Dataset records —
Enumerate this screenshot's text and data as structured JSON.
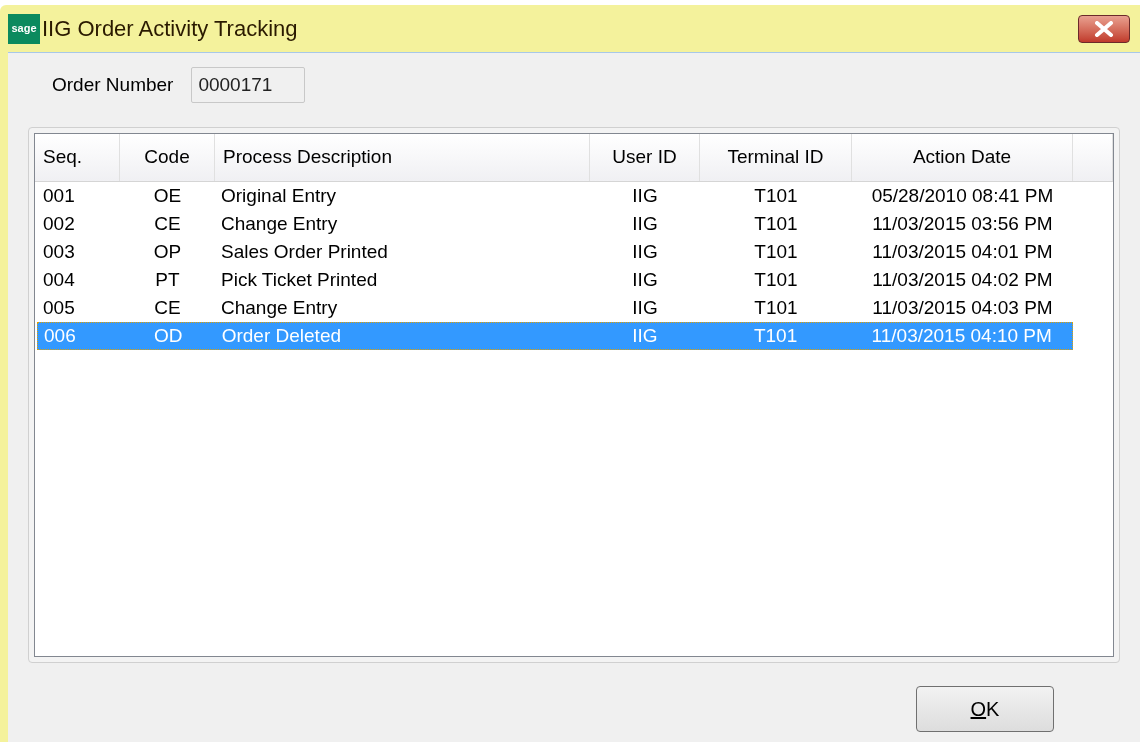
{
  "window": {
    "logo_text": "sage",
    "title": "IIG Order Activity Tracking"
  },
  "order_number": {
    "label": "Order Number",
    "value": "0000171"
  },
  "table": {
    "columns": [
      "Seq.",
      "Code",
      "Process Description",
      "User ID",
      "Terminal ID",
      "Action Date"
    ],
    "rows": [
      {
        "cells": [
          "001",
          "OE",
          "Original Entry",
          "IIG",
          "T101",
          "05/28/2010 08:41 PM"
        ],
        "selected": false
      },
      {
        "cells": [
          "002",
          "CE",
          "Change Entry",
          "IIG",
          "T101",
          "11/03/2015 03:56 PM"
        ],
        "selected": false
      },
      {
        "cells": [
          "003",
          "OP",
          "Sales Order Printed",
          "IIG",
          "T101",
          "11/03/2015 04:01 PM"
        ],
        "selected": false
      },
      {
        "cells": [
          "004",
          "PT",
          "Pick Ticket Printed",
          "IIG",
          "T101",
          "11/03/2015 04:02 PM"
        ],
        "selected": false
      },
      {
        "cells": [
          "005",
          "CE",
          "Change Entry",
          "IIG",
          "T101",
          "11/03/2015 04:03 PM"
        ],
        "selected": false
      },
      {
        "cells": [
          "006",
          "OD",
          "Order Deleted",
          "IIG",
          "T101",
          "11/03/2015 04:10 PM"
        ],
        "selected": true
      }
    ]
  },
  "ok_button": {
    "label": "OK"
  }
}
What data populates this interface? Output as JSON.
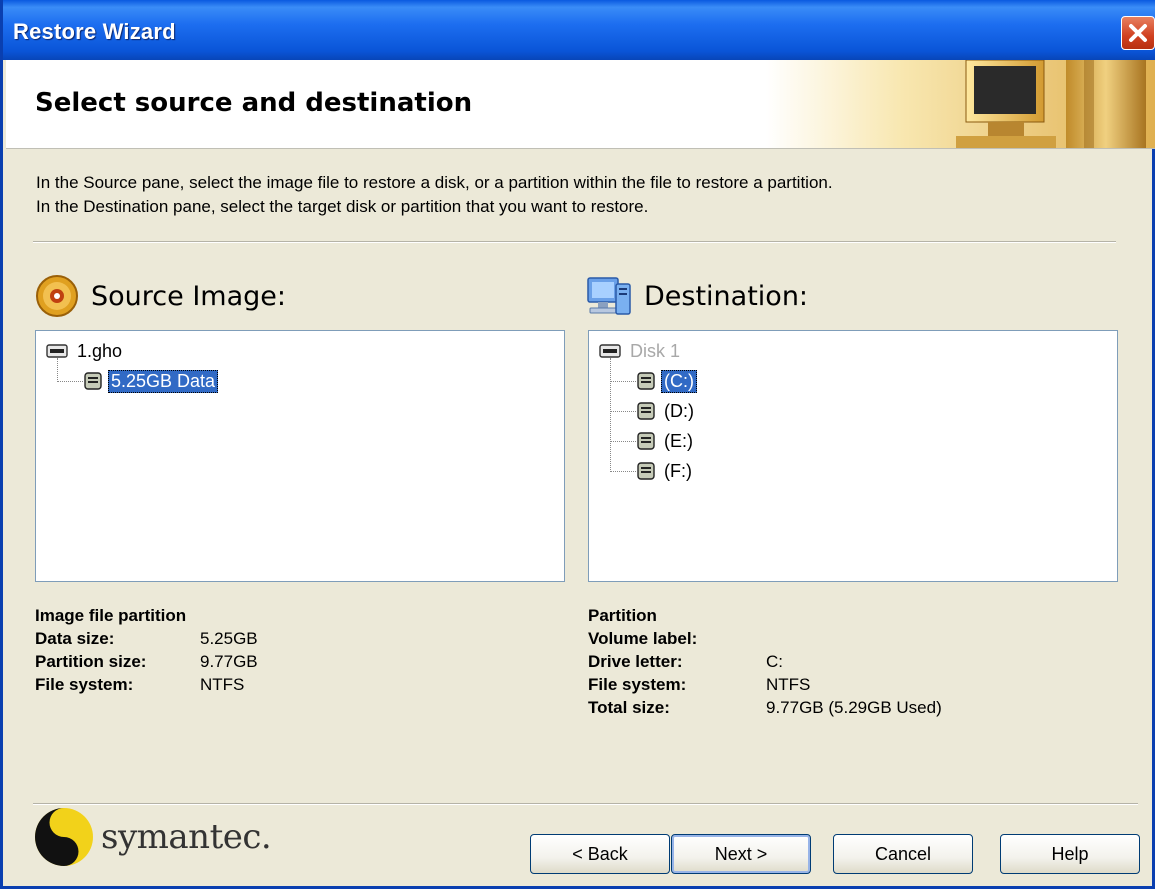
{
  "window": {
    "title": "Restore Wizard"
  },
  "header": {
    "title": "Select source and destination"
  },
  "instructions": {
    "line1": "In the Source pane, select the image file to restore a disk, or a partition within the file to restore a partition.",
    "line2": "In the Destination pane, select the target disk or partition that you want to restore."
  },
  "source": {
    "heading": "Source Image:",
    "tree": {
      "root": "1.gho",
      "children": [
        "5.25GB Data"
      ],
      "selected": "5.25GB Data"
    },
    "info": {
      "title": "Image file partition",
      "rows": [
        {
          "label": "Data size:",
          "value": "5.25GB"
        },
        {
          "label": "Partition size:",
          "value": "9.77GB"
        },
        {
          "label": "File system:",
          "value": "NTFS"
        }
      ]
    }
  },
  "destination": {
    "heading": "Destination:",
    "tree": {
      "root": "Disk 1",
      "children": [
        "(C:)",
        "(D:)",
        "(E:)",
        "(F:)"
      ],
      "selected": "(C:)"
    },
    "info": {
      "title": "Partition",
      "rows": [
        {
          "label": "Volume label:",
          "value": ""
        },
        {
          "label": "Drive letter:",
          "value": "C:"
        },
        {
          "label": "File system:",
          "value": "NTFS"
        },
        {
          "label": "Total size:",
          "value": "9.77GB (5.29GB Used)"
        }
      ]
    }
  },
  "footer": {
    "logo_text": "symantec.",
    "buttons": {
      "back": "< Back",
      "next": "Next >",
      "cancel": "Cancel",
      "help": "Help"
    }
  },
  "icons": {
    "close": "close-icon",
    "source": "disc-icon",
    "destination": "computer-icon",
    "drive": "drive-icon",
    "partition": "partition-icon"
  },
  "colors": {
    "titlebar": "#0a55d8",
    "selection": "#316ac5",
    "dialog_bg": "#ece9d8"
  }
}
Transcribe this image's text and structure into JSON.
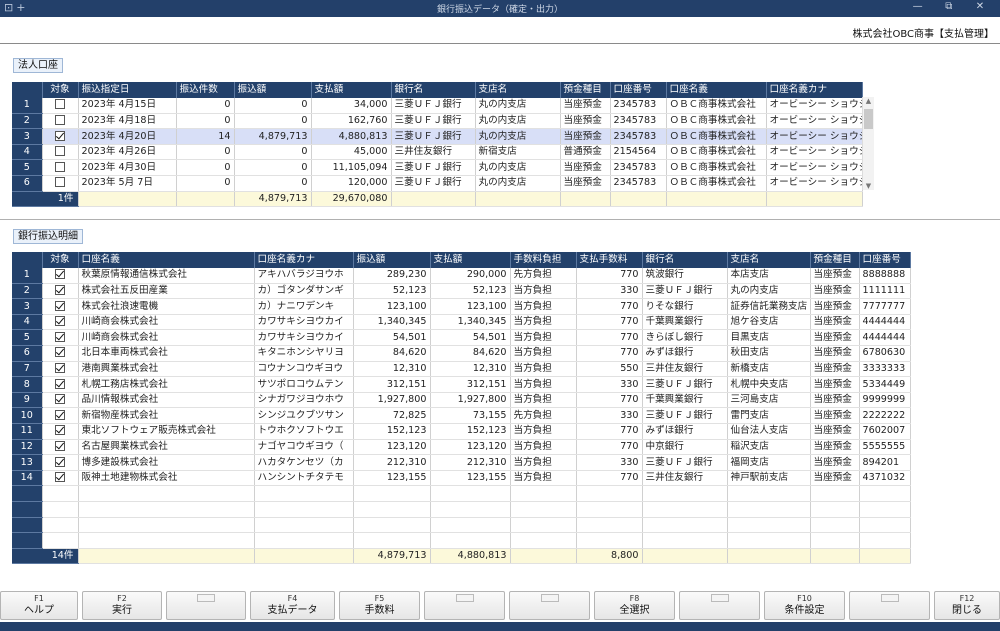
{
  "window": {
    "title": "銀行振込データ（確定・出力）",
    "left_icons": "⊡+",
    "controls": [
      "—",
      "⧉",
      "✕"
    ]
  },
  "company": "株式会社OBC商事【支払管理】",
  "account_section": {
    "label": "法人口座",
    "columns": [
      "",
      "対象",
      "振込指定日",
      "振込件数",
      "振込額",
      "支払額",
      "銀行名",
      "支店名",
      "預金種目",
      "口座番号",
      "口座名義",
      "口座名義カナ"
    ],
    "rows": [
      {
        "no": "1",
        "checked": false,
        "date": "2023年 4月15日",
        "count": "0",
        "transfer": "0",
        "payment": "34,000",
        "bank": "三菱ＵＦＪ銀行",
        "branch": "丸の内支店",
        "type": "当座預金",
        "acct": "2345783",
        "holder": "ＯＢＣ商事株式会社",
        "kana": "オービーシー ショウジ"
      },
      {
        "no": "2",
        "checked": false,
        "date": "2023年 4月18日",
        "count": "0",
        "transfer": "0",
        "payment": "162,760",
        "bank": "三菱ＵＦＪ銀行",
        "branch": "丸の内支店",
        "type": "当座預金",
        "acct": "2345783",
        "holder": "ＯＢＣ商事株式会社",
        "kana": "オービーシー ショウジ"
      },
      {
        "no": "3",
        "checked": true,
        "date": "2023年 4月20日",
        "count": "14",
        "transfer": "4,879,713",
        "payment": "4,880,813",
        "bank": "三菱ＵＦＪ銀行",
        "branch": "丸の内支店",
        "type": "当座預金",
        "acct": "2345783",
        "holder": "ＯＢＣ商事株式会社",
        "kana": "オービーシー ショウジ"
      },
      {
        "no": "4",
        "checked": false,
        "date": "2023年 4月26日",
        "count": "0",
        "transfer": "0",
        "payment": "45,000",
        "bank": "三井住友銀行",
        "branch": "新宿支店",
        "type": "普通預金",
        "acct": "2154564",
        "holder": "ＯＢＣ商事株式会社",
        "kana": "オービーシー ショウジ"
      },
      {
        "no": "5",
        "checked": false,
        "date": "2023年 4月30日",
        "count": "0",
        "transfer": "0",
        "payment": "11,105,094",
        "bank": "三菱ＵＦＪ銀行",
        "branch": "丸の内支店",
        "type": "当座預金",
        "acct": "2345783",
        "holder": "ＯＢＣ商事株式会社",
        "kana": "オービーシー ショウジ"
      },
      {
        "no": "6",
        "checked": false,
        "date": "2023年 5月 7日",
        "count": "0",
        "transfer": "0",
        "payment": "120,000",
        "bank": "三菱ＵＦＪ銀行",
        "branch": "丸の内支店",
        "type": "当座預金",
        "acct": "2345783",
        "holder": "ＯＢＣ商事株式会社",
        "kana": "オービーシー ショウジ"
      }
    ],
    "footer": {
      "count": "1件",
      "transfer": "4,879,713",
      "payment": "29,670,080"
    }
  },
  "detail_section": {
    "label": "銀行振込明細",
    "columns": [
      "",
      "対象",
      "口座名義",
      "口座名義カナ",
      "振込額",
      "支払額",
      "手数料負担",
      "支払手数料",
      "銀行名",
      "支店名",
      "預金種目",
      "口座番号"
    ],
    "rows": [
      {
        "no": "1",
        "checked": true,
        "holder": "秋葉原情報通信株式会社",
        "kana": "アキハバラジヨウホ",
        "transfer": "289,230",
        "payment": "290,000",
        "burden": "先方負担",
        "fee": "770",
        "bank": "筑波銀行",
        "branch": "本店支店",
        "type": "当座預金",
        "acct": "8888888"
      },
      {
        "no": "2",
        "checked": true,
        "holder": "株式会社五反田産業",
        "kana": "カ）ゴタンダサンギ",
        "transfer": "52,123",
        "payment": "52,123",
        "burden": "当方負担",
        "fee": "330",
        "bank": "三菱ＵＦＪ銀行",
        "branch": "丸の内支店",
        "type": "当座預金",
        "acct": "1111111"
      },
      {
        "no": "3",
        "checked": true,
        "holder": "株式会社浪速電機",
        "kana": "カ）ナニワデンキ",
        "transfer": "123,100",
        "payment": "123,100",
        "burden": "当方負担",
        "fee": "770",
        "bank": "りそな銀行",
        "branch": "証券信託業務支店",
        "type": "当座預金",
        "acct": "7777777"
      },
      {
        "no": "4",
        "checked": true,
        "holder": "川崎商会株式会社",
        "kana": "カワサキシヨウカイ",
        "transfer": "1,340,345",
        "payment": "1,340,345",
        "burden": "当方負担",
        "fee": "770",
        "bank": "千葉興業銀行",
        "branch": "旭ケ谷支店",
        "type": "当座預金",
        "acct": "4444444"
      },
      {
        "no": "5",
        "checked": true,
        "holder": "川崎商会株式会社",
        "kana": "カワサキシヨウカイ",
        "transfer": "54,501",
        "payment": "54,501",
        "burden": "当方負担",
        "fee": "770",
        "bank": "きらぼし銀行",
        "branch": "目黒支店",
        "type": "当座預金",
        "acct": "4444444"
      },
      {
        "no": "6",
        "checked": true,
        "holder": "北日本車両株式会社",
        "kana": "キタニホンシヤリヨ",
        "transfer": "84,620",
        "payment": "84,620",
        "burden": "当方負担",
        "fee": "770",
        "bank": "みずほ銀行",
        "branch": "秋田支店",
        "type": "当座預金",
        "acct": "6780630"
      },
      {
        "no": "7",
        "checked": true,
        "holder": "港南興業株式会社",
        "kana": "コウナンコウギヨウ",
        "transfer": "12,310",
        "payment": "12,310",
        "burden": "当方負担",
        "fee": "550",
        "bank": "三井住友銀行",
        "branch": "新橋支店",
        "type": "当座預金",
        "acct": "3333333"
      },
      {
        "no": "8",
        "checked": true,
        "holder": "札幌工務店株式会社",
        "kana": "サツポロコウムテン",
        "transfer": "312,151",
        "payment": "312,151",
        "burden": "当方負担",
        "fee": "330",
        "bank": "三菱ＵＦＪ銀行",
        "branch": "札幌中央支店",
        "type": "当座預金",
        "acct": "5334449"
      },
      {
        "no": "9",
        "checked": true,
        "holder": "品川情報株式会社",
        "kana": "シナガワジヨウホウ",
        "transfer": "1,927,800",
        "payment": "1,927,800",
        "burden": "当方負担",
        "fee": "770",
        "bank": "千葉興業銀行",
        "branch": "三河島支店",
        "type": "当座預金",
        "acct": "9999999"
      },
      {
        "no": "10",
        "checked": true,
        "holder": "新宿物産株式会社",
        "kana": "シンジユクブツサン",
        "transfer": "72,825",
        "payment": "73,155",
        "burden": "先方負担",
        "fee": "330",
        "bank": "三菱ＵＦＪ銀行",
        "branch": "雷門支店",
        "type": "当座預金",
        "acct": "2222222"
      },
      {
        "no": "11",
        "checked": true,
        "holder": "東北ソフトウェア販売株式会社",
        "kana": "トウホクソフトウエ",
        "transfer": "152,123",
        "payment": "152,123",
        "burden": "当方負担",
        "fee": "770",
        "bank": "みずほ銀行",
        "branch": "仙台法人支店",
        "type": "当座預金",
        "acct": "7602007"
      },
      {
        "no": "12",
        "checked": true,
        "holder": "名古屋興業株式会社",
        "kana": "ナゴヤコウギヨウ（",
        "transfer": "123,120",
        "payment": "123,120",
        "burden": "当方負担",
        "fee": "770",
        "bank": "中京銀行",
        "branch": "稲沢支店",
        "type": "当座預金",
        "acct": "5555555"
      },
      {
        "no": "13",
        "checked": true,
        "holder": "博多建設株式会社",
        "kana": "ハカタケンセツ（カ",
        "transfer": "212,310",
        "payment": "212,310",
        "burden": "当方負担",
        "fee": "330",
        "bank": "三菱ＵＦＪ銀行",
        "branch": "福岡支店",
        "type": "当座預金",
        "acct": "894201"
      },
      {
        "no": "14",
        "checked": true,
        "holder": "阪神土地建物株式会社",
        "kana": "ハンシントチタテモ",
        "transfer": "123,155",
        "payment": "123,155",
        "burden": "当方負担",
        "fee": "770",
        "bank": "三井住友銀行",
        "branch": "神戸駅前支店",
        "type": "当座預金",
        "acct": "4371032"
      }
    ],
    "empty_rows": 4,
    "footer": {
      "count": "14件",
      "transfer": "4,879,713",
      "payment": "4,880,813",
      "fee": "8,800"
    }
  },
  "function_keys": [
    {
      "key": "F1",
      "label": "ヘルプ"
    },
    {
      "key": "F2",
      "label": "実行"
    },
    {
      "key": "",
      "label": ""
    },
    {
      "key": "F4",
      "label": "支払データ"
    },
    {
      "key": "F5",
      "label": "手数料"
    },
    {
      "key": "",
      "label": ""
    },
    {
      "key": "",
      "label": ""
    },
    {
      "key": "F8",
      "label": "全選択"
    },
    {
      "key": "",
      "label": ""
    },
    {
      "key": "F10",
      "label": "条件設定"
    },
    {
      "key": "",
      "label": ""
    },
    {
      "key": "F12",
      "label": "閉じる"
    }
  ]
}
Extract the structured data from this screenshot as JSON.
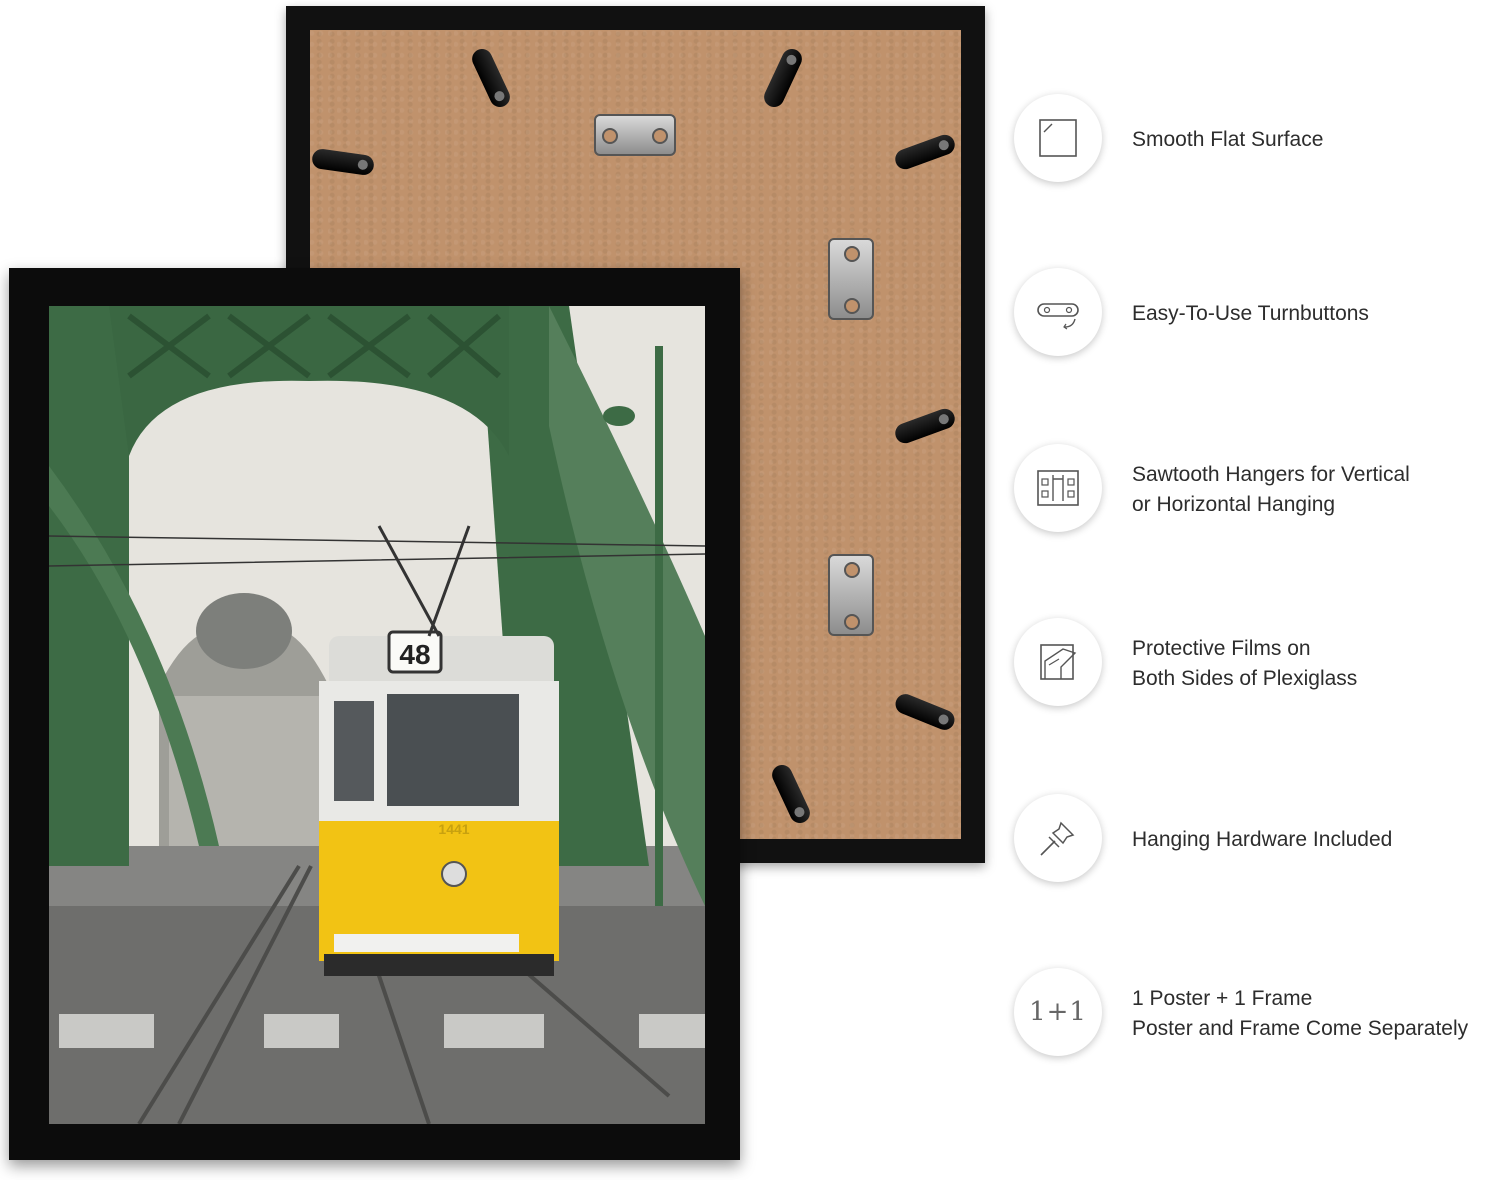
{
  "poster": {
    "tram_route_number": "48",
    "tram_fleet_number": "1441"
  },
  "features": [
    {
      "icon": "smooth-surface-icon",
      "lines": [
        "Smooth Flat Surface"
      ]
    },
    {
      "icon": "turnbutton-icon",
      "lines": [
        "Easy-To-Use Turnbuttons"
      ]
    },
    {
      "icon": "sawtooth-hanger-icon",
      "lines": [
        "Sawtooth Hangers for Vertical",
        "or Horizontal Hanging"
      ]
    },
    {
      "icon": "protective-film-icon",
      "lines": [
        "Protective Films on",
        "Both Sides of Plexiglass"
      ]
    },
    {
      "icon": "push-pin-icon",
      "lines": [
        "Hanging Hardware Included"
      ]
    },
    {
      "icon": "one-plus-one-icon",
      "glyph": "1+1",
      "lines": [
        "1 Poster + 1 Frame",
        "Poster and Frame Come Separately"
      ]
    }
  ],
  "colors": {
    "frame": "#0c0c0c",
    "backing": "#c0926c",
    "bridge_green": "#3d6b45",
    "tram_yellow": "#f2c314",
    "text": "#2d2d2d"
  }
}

Exercise —
Locate and copy each line in the data above that includes the word "Hanging".

The response —
        "or Horizontal Hanging"
        "Hanging Hardware Included"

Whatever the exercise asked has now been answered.